> **EXERCISE**: Note each line where "Current" appears, and copy it.

> **Data items**:
.....
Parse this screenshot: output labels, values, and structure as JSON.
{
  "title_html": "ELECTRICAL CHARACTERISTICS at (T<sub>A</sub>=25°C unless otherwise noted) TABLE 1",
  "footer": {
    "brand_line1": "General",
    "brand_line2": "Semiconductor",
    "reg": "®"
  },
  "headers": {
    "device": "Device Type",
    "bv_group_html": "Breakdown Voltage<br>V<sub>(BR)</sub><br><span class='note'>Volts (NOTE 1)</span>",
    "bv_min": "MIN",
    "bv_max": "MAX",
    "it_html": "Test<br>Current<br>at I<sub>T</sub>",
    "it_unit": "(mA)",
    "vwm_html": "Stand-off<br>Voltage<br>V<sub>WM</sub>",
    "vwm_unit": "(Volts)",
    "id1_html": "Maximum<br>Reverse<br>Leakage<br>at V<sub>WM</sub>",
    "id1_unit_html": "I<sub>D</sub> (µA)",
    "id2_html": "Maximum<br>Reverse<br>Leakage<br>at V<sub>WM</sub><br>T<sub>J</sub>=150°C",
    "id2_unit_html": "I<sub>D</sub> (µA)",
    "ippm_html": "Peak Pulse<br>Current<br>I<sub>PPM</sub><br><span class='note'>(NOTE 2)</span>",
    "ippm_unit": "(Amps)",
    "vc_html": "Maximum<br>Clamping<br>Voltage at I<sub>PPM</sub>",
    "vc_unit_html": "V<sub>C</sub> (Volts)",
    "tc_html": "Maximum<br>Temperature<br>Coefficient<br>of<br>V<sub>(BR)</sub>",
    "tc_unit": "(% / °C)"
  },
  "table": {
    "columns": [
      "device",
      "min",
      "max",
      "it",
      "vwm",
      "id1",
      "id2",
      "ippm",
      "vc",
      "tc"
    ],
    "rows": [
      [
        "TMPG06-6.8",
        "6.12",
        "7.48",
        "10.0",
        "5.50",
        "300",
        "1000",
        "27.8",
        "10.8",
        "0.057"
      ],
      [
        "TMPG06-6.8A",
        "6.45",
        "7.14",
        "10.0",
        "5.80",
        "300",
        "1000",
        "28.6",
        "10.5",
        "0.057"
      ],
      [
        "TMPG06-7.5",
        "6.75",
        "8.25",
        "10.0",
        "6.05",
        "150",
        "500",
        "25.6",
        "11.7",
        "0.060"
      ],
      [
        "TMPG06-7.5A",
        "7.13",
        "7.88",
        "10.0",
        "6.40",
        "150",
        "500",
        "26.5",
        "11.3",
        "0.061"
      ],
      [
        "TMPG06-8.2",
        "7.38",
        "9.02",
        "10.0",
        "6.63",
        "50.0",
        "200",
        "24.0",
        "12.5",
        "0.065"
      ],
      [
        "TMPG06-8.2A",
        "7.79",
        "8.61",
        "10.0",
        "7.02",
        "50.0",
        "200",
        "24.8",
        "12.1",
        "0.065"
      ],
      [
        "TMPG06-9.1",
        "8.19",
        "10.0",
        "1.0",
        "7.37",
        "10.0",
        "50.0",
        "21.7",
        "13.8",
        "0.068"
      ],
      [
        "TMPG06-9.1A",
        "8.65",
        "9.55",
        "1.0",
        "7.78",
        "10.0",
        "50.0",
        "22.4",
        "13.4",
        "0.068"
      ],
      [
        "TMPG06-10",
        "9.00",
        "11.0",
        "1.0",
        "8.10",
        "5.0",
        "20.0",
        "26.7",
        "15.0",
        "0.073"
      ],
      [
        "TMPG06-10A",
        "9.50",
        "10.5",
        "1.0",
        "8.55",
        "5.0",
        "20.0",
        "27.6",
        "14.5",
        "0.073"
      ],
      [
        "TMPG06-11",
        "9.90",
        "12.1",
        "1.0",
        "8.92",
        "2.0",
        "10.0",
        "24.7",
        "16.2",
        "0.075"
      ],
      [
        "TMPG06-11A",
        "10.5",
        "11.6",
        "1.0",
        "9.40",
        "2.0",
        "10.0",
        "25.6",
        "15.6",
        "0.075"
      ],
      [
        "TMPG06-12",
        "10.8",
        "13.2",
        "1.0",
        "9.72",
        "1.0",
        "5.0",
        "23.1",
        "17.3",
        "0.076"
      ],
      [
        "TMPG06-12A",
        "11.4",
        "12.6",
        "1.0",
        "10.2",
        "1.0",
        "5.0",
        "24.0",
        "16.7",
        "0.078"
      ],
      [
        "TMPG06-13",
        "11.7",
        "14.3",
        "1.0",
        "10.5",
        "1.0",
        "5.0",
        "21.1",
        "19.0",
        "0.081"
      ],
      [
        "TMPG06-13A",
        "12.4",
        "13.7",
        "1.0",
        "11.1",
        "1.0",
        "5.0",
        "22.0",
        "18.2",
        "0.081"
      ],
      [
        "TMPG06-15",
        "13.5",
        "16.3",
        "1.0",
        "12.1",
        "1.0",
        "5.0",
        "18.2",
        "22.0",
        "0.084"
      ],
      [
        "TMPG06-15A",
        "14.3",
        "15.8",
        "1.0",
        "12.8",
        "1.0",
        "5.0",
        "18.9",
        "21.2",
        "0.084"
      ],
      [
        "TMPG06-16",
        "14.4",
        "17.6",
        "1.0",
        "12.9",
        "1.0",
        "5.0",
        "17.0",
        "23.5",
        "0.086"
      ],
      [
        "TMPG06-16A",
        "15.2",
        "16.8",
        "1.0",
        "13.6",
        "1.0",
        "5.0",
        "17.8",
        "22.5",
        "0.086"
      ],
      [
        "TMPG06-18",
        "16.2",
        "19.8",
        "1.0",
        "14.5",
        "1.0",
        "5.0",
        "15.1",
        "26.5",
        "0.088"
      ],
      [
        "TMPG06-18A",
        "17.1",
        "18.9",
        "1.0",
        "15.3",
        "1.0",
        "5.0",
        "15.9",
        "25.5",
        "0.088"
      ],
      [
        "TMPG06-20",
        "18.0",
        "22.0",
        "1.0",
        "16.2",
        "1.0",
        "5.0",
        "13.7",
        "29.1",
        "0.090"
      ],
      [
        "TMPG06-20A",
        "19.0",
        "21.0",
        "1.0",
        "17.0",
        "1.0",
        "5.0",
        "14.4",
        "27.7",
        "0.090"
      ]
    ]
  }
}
.....
> **SOLUTION BELOW**:
    "it_html": "Test<br>Current<br>at I<sub>T</sub>",
    "ippm_html": "Peak Pulse<br>Current<br>I<sub>PPM</sub><br><span class='note'>(NOTE 2)</span>",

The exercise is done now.